• **Instrucciones de la tarea**: En el hilo de foro sobre la conjugación del verbo catalán dir-se, ¿qué forma dan por correcta quienes responden?

• **Texto dado**:
********************
# jo em dic o me'n dic



## gvergara

Hola:​ 
Estoy recién aprendiendo catalán, así que pido disculpas si mis preguntas parecen obvias a algunos de los foreros. Mi amiga catalana que me está enseñando me dijo que el verbo _llamarse _se traduce por _dir-se_, y que su conjugación es _jo em dic, tu et dius, ell es diu_, etc. Sin embargo, lo busqué también en un conjugador de verbos catalanes y me encontré con que la conjugación completa es realizada con (al parecer) dos pronombres (_me'n dic, te'n dius, se'n diu_, etc), y al buscar otros verbos reflexivos se repite este modelo de conjugación en todos los tiempos, tanto los simples como los compuestos. Concretamente, quisiera saber​_ ¿Estoy en lo correcto al pensar que esta variente es realizada con dos pronombres? (reflexivo + en)?
_ ¿Son éstas dos formas equivalentes de conjugar los verbos reflexivos en catalán? De no ser así, ¿cuál es la diferencia?​ 
Muchas gracias por su ayuda, nos vemos​ 
Gonzalo​


----------



## chics

Hola gvergara!

Lo correcto es *em dic, et dius, es diu*...

El pronombre es no tiene nada que ver con reflexivos sino que sustituye grupos nominales. Si sabes francés lo entenderás enseguida, ya que ellos también tienen su *en* que se utiliza exactamente igual.

Además, los catalanes adoramos estos pronombres débiles (hay más; _hi_, _ho_...) y ORALMENTE los solemos añadir en frases sin que hagan falta ni sustituyan a nada.

pero nunca decimos me'n dic!!!!! Ahí no.


----------



## Samaruc

Hola,

Imagino que has visto esa conjugación en el verbix. La verdad es que no sé por qué en esa web ponen todos los verbos reflexivos con el pronombre 'en', no tiene ningún sentido (Sí que hay algunos verbos reflexivos, como por ejemplo "anar-se'n", irse, que siempre incluyen el pronombre 'en' en la conjugación, pero son una minoría).... Además, sólo aparece las variante dialectal oriental-central y cuando el verbo empieza por vocal ponen mal el apóstrofe. 

Como bien apunta Chics, lo correcto es "em dic" i no "me'n dic".
********************
• **Extracto de datos**:

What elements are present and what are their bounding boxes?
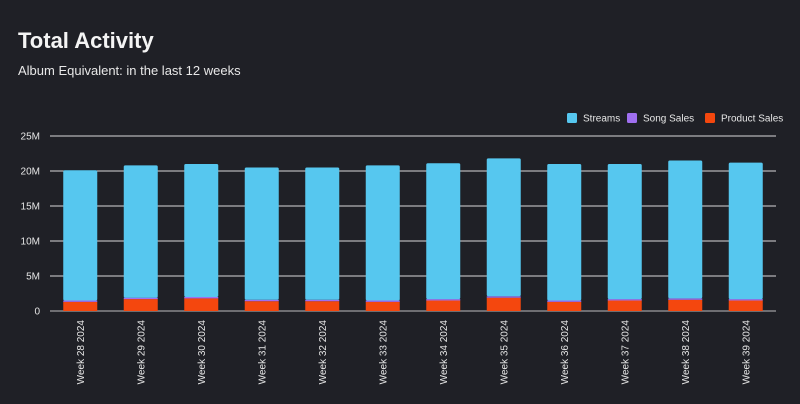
********************
• **Respuesta final**: Dan por correcta la forma «em dic, et dius, es diu», y no «me'n dic».